> _SET PROBLEM_
Locate every line in the records below that holds the word "DEADBODIES" and return each one.

---- DATASET RECORDS

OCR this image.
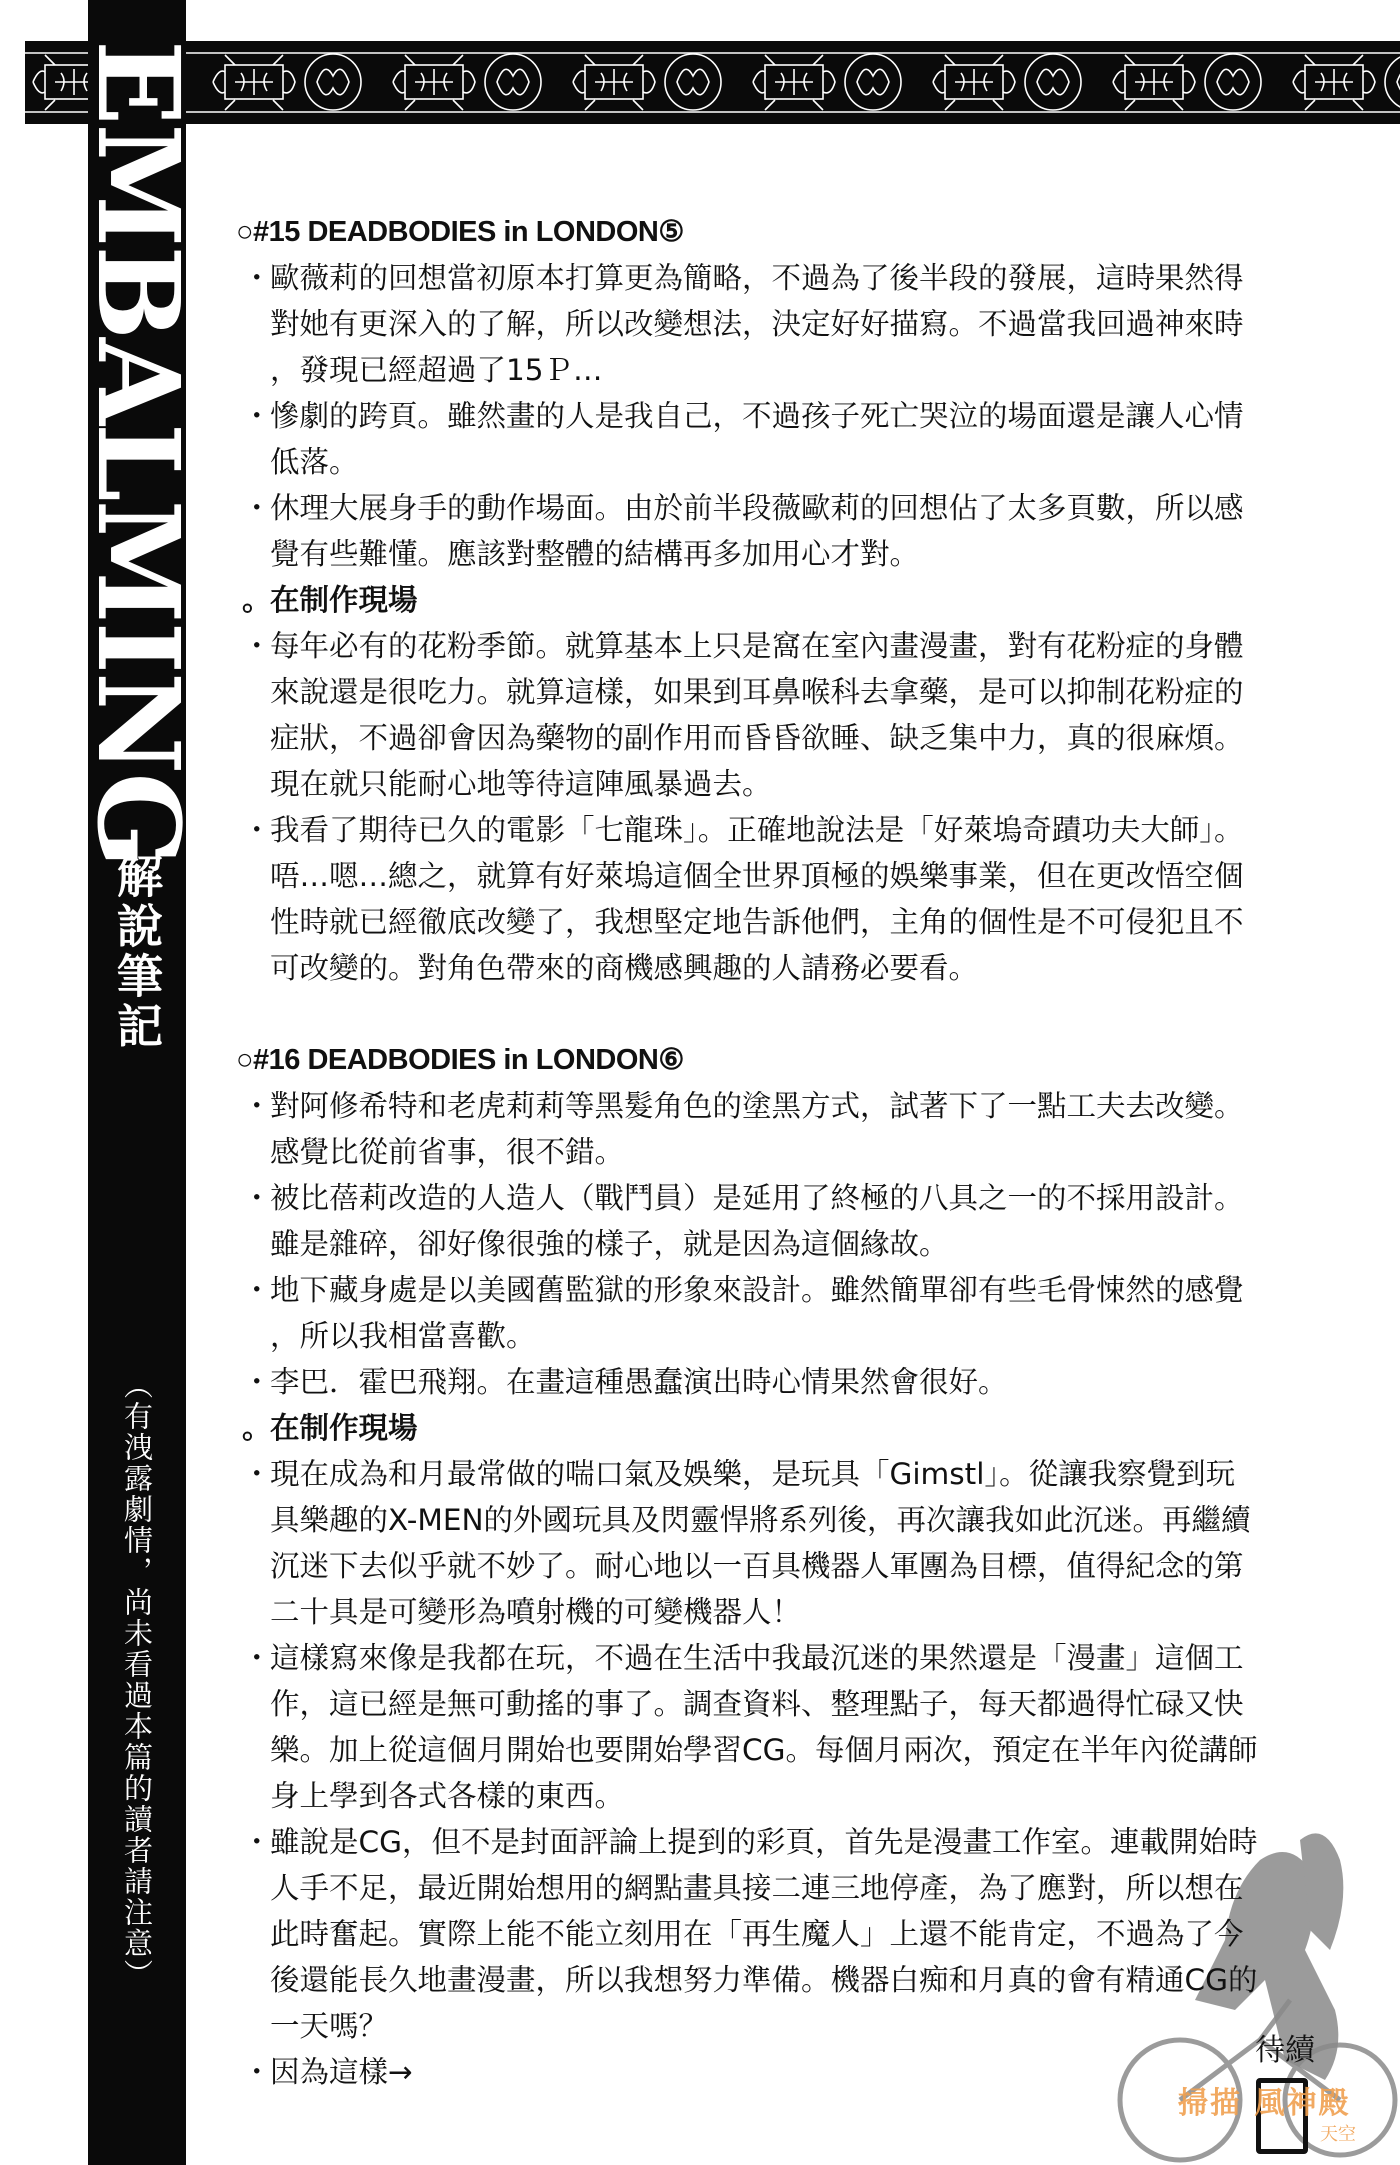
EMBALMING
解說筆記
（有洩露劇情，尚未看過本篇的讀者請注意）
○#15 DEADBODIES in LONDON⑤
・
歐薇莉的回想當初原本打算更為簡略，不過為了後半段的發展，這時果然得
對她有更深入的了解，所以改變想法，決定好好描寫。不過當我回過神來時
，發現已經超過了15Ｐ…
・
慘劇的跨頁。雖然畫的人是我自己，不過孩子死亡哭泣的場面還是讓人心情
低落。
・
休理大展身手的動作場面。由於前半段薇歐莉的回想佔了太多頁數，所以感
覺有些難懂。應該對整體的結構再多加用心才對。
。
在制作現場
・
每年必有的花粉季節。就算基本上只是窩在室內畫漫畫，對有花粉症的身體
來說還是很吃力。就算這樣，如果到耳鼻喉科去拿藥，是可以抑制花粉症的
症狀，不過卻會因為藥物的副作用而昏昏欲睡、缺乏集中力，真的很麻煩。
現在就只能耐心地等待這陣風暴過去。
・
我看了期待已久的電影「七龍珠」。正確地說法是「好萊塢奇蹟功夫大師」。
唔…嗯…總之，就算有好萊塢這個全世界頂極的娛樂事業，但在更改悟空個
性時就已經徹底改變了，我想堅定地告訴他們，主角的個性是不可侵犯且不
可改變的。對角色帶來的商機感興趣的人請務必要看。
○#16 DEADBODIES in LONDON⑥
・
對阿修希特和老虎莉莉等黑髮角色的塗黑方式，試著下了一點工夫去改變。
感覺比從前省事，很不錯。
・
被比蓓莉改造的人造人（戰鬥員）是延用了終極的八具之一的不採用設計。
雖是雜碎，卻好像很強的樣子，就是因為這個緣故。
・
地下藏身處是以美國舊監獄的形象來設計。雖然簡單卻有些毛骨悚然的感覺
，所以我相當喜歡。
・
李巴．霍巴飛翔。在畫這種愚蠢演出時心情果然會很好。
。
在制作現場
・
現在成為和月最常做的喘口氣及娛樂，是玩具「Gimstl」。從讓我察覺到玩
具樂趣的X-MEN的外國玩具及閃靈悍將系列後，再次讓我如此沉迷。再繼續
沉迷下去似乎就不妙了。耐心地以一百具機器人軍團為目標，值得紀念的第
二十具是可變形為噴射機的可變機器人！
・
這樣寫來像是我都在玩，不過在生活中我最沉迷的果然還是「漫畫」這個工
作，這已經是無可動搖的事了。調查資料、整理點子，每天都過得忙碌又快
樂。加上從這個月開始也要開始學習CG。每個月兩次，預定在半年內從講師
身上學到各式各樣的東西。
・
雖說是CG，但不是封面評論上提到的彩頁，首先是漫畫工作室。連載開始時
人手不足，最近開始想用的網點畫具接二連三地停產，為了應對，所以想在
此時奮起。實際上能不能立刻用在「再生魔人」上還不能肯定，不過為了今
後還能長久地畫漫畫，所以我想努力準備。機器白痴和月真的會有精通CG的
一天嗎？
・
因為這樣→
待續
掃描 風神殿
天空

--------

> _TASK SOLUTION_
○#15 DEADBODIES in LONDON⑤
○#16 DEADBODIES in LONDON⑥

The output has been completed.